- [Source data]
__________

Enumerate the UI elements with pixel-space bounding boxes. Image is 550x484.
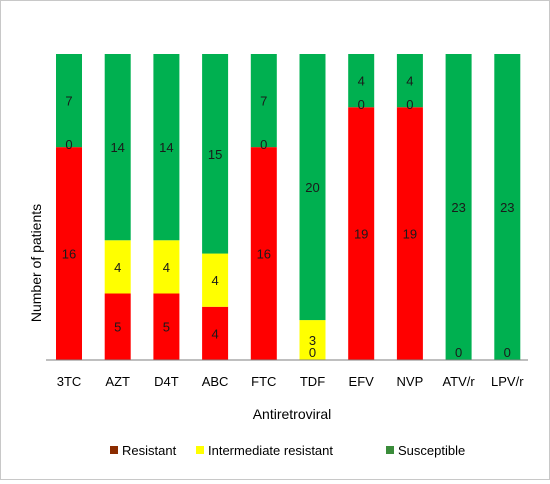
x-tick-label: D4T	[154, 374, 179, 389]
segment-label: 7	[65, 94, 72, 109]
segment-label: 3	[309, 333, 316, 348]
segment-label: 0	[406, 97, 413, 112]
bar-susceptible-tdf	[299, 54, 326, 321]
segment-label: 5	[114, 320, 121, 335]
legend-swatch-susceptible	[386, 446, 394, 454]
bar-resistant-efv	[348, 107, 375, 360]
segment-label: 20	[305, 180, 319, 195]
segment-label: 19	[354, 227, 368, 242]
x-tick-label: 3TC	[57, 374, 82, 389]
bar-susceptible-nvp	[396, 54, 423, 108]
bar-susceptible-d4t	[153, 54, 180, 241]
segment-label: 19	[403, 227, 417, 242]
segment-label: 14	[159, 140, 173, 155]
x-tick-label: EFV	[349, 374, 375, 389]
legend-swatch-resistant	[110, 446, 118, 454]
bar-resistant-d4t	[153, 293, 180, 360]
segment-label: 0	[358, 97, 365, 112]
bar-intermediate-resistant-azt	[104, 240, 131, 294]
segment-label: 0	[455, 345, 462, 360]
segment-label: 4	[358, 74, 365, 89]
bar-resistant-ftc	[250, 147, 277, 360]
bars-group	[56, 54, 521, 360]
bar-susceptible-ftc	[250, 54, 277, 148]
x-tick-label: LPV/r	[491, 374, 524, 389]
segment-label: 0	[260, 137, 267, 152]
y-axis-title: Number of patients	[28, 204, 44, 322]
x-tick-label: AZT	[105, 374, 130, 389]
segment-label: 0	[65, 137, 72, 152]
bar-susceptible-lpv-r	[494, 54, 521, 360]
segment-label: 4	[163, 260, 170, 275]
bar-susceptible-efv	[348, 54, 375, 108]
x-tick-label: ATV/r	[442, 374, 475, 389]
legend-swatch-intermediate-resistant	[196, 446, 204, 454]
segment-label: 4	[406, 74, 413, 89]
bar-intermediate-resistant-abc	[202, 253, 229, 307]
segment-label: 16	[257, 247, 271, 262]
bar-intermediate-resistant-d4t	[153, 240, 180, 294]
x-tick-label: FTC	[251, 374, 276, 389]
legend-label: Susceptible	[398, 443, 465, 458]
bar-susceptible-3tc	[56, 54, 82, 148]
bar-resistant-3tc	[56, 147, 82, 360]
segment-label: 4	[211, 326, 218, 341]
legend: Resistant Intermediate resistant Susceptib…	[110, 443, 465, 458]
bar-susceptible-abc	[202, 54, 229, 254]
segment-label: 7	[260, 94, 267, 109]
segment-label: 23	[500, 200, 514, 215]
segment-label: 0	[504, 345, 511, 360]
segment-label: 4	[114, 260, 121, 275]
bar-resistant-abc	[202, 306, 229, 360]
segment-label: 0	[309, 345, 316, 360]
segment-label: 16	[62, 247, 76, 262]
x-tick-label: TDF	[300, 374, 325, 389]
x-tick-labels-group: 3TC AZT D4T ABC FTC TDF EFV NVP ATV/r LPV/r	[57, 374, 525, 389]
x-tick-label: NVP	[397, 374, 424, 389]
bar-resistant-nvp	[396, 107, 423, 360]
x-axis-title: Antiretroviral	[253, 406, 332, 422]
bar-susceptible-atv-r	[445, 54, 472, 360]
legend-label: Intermediate resistant	[208, 443, 333, 458]
segment-label: 5	[163, 320, 170, 335]
segment-label: 4	[211, 273, 218, 288]
legend-label: Resistant	[122, 443, 177, 458]
segment-label: 14	[110, 140, 124, 155]
x-tick-label: ABC	[202, 374, 229, 389]
bar-intermediate-resistant-tdf	[299, 320, 326, 360]
bar-resistant-azt	[104, 293, 131, 360]
segment-label: 23	[451, 200, 465, 215]
segment-label: 15	[208, 147, 222, 162]
bar-susceptible-azt	[104, 54, 131, 241]
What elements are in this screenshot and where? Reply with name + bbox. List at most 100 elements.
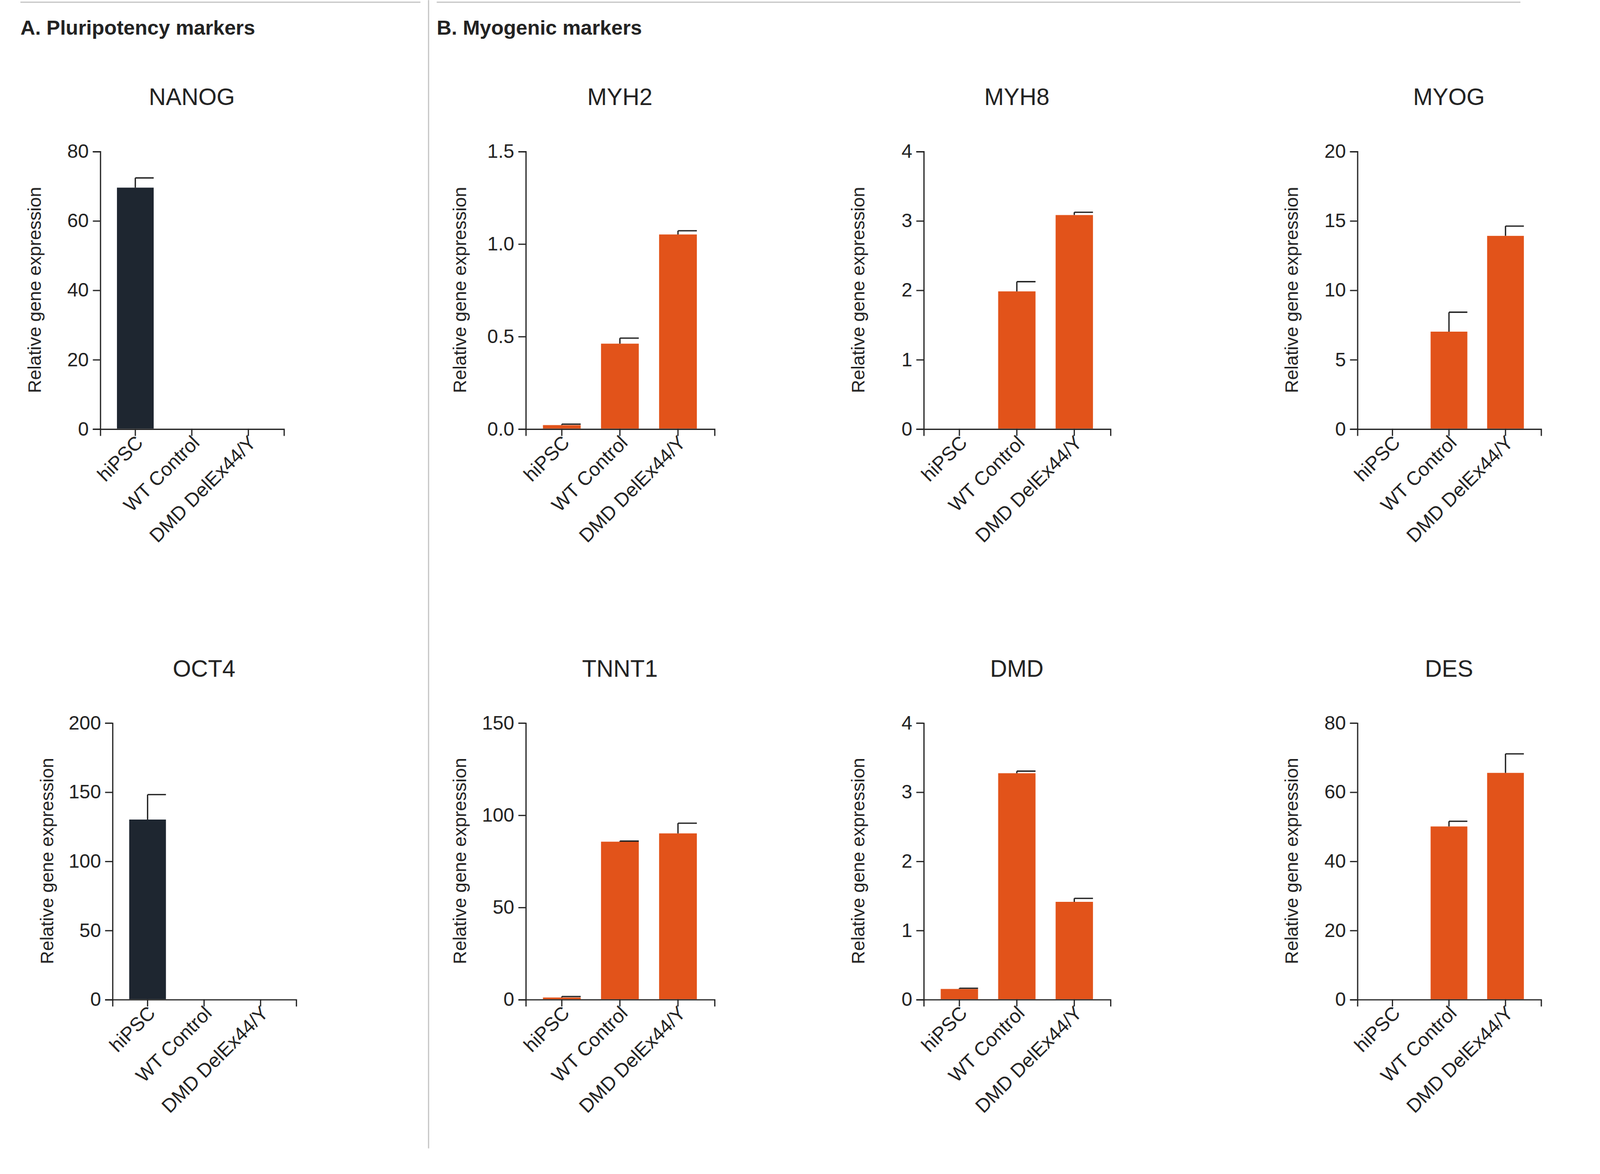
tick: 0 (1335, 988, 1358, 1010)
chart-title: NANOG (148, 83, 235, 111)
tick-label: 4 (901, 140, 913, 162)
tick-mark (1350, 428, 1358, 430)
tick: hiPSC (93, 428, 148, 486)
divider (427, 0, 429, 1148)
error-bar-cap (1017, 280, 1036, 283)
tick-label: 100 (482, 803, 515, 826)
chart-title: TNNT1 (581, 655, 658, 682)
tick-label: 3 (901, 209, 913, 232)
tick-label: hiPSC (1350, 431, 1405, 486)
tick-label: DMD DelEx44/Y (574, 1001, 691, 1117)
tick: DMD DelEx44/Y (1402, 428, 1518, 547)
tick-label: hiPSC (93, 431, 148, 486)
error-bar-cap (561, 423, 581, 426)
tick: 5 (1335, 348, 1358, 371)
chart-panel: MYH8Relative gene expression01234hiPSCWT… (847, 83, 1111, 547)
tick: DMD DelEx44/Y (970, 428, 1087, 547)
tick-mark (1350, 860, 1358, 862)
axis-title: Relative gene expression (847, 757, 869, 965)
tick-mark (518, 243, 526, 245)
tick-mark (1350, 359, 1358, 361)
bar (601, 343, 639, 429)
tick-label: 3 (901, 780, 913, 803)
tick-mark (916, 359, 924, 361)
error-bar-stem (1504, 226, 1507, 236)
tick-label: 2 (901, 849, 913, 872)
plot-area (1430, 753, 1524, 999)
tick-mark (93, 359, 101, 361)
error-bar (1448, 820, 1468, 827)
error-bar-stem (1015, 281, 1018, 292)
bar (543, 997, 581, 1000)
axis-title: Relative gene expression (449, 757, 471, 965)
tick-label: 0.5 (487, 325, 515, 348)
tick: hiPSC (519, 998, 574, 1056)
x-axis: hiPSCWT ControlDMD DelEx44/Y (1350, 428, 1542, 547)
tick-label: 150 (482, 711, 515, 734)
tick-label: 0.0 (487, 417, 515, 440)
error-bar (619, 337, 639, 344)
tick-label: 0 (901, 988, 913, 1010)
tick-mark (916, 428, 924, 430)
section-title: B. Myogenic markers (436, 16, 642, 39)
bar (998, 291, 1036, 429)
x-axis: hiPSCWT ControlDMD DelEx44/Y (1350, 998, 1542, 1117)
error-bar (959, 988, 979, 989)
tick-mark (518, 428, 526, 430)
tick-label: 80 (67, 140, 89, 162)
tick: 0 (78, 417, 101, 440)
axis-line (1350, 151, 1358, 430)
tick: 40 (1324, 849, 1357, 872)
tick-mark (518, 722, 526, 724)
tick-label: hiPSC (105, 1001, 160, 1056)
tick-label: DMD DelEx44/Y (1402, 1001, 1518, 1117)
axis-line (105, 723, 113, 1000)
tick-label: 0 (1335, 988, 1347, 1010)
y-axis: 01234 (901, 711, 925, 1011)
chart-panel: OCT4Relative gene expression050100150200… (36, 655, 297, 1117)
x-axis: hiPSCWT ControlDMD DelEx44/Y (519, 428, 715, 547)
tick: 80 (1324, 711, 1357, 734)
tick-mark (916, 151, 924, 153)
tick-label: 0 (90, 988, 101, 1010)
bar (659, 234, 697, 429)
tick-mark (916, 220, 924, 222)
tick-label: 1.5 (487, 140, 515, 162)
tick: 50 (492, 895, 526, 918)
tick: 0 (901, 417, 924, 440)
tick-mark (518, 998, 526, 1000)
error-bar (619, 841, 639, 842)
bar (601, 841, 639, 1000)
chart-title: OCT4 (172, 655, 236, 682)
chart-title: DMD (990, 655, 1044, 682)
tick: 1 (901, 348, 924, 371)
axis-title: Relative gene expression (1281, 186, 1303, 394)
chart-panel: MYH2Relative gene expression0.00.51.01.5… (449, 83, 715, 547)
tick-label: DMD DelEx44/Y (144, 431, 261, 547)
tick-label: 40 (1324, 849, 1347, 872)
tick-label: 20 (1324, 140, 1347, 162)
error-bar-cap (1448, 820, 1468, 822)
error-bar-cap (1505, 753, 1524, 755)
axis-title: Relative gene expression (36, 757, 58, 965)
error-bar-cap (678, 822, 697, 825)
error-bar-cap (135, 177, 155, 179)
plot-area (116, 177, 154, 429)
tick: 0 (1335, 417, 1358, 440)
y-axis: 05101520 (1324, 140, 1358, 440)
tick-label: hiPSC (519, 431, 574, 486)
tick: 4 (901, 140, 924, 162)
chart-title: MYH2 (587, 83, 653, 111)
error-bar (135, 177, 155, 188)
tick: 4 (901, 711, 924, 734)
axis-title: Relative gene expression (1281, 757, 1303, 965)
error-bar-stem (134, 177, 137, 188)
bar (129, 819, 167, 999)
error-bar-cap (678, 230, 697, 232)
bar (940, 988, 979, 999)
plot-area (543, 823, 698, 999)
error-bar (1505, 753, 1524, 773)
tick-mark (1350, 791, 1358, 793)
tick-label: 20 (67, 348, 89, 371)
tick: 20 (67, 348, 100, 371)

__________

- [TASK ITEM] Which lines of the records above contain the word "chart"? Copy each of them.

- [TASK ANSWER]
chart-title: NANOG (148, 83, 235, 111)
chart-title: TNNT1 (581, 655, 658, 682)
chart-panel: MYH8Relative gene expression01234hiPSCWT… (847, 83, 1111, 547)
chart-panel: OCT4Relative gene expression050100150200… (36, 655, 297, 1117)
chart-title: OCT4 (172, 655, 236, 682)
chart-title: DMD (990, 655, 1044, 682)
chart-panel: MYH2Relative gene expression0.00.51.01.5… (449, 83, 715, 547)
chart-title: MYH2 (587, 83, 653, 111)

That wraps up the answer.